──────── THE INPUT ────────

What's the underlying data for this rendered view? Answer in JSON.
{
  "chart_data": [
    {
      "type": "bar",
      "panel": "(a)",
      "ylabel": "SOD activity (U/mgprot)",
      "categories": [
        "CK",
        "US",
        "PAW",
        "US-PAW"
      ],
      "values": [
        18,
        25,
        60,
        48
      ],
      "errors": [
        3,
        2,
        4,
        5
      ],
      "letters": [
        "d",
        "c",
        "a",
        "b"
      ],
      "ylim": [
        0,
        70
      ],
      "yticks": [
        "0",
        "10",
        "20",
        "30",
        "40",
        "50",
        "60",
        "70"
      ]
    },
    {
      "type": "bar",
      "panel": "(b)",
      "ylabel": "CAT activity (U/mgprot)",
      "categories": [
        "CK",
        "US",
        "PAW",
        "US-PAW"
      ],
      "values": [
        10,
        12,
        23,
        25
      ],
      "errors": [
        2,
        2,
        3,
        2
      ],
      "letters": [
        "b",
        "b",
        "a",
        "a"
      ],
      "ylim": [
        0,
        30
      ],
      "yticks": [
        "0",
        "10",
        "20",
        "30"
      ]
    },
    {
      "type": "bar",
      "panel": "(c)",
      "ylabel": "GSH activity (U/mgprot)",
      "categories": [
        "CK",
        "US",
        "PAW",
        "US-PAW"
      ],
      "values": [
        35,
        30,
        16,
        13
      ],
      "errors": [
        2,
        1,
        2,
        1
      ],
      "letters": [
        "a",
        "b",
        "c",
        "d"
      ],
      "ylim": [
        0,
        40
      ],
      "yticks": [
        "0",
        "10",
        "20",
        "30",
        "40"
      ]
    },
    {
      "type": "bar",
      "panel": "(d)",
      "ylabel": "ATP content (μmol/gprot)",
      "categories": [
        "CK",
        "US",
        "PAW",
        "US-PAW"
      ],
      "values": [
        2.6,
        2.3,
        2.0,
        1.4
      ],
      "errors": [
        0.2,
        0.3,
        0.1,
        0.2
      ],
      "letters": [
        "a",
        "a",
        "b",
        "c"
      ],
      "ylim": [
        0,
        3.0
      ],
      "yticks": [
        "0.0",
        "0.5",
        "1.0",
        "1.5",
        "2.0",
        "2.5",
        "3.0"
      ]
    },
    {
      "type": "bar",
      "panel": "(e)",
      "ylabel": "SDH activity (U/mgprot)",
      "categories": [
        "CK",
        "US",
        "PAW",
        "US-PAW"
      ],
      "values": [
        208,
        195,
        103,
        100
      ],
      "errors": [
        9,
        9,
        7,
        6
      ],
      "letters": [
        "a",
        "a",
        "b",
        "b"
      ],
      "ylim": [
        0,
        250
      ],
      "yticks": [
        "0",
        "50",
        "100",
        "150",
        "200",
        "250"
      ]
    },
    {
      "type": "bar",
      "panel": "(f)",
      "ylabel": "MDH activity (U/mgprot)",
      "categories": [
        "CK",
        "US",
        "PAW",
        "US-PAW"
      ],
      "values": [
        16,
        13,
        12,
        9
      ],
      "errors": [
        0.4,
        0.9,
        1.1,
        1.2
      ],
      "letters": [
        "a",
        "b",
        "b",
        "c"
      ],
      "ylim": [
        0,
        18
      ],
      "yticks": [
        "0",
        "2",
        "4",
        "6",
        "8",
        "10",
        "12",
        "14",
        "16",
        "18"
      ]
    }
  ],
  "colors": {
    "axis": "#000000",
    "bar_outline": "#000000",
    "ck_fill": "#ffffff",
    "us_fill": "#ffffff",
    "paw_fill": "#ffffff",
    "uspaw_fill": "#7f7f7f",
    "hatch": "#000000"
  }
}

────────

■ **WRITTEN PROBLEM**
Pick out the lines above that hold the string "mgprot" and show them.

■ **SOLUTION**
      "ylabel": "SOD activity (U/mgprot)",
      "ylabel": "CAT activity (U/mgprot)",
      "ylabel": "GSH activity (U/mgprot)",
      "ylabel": "SDH activity (U/mgprot)",
      "ylabel": "MDH activity (U/mgprot)",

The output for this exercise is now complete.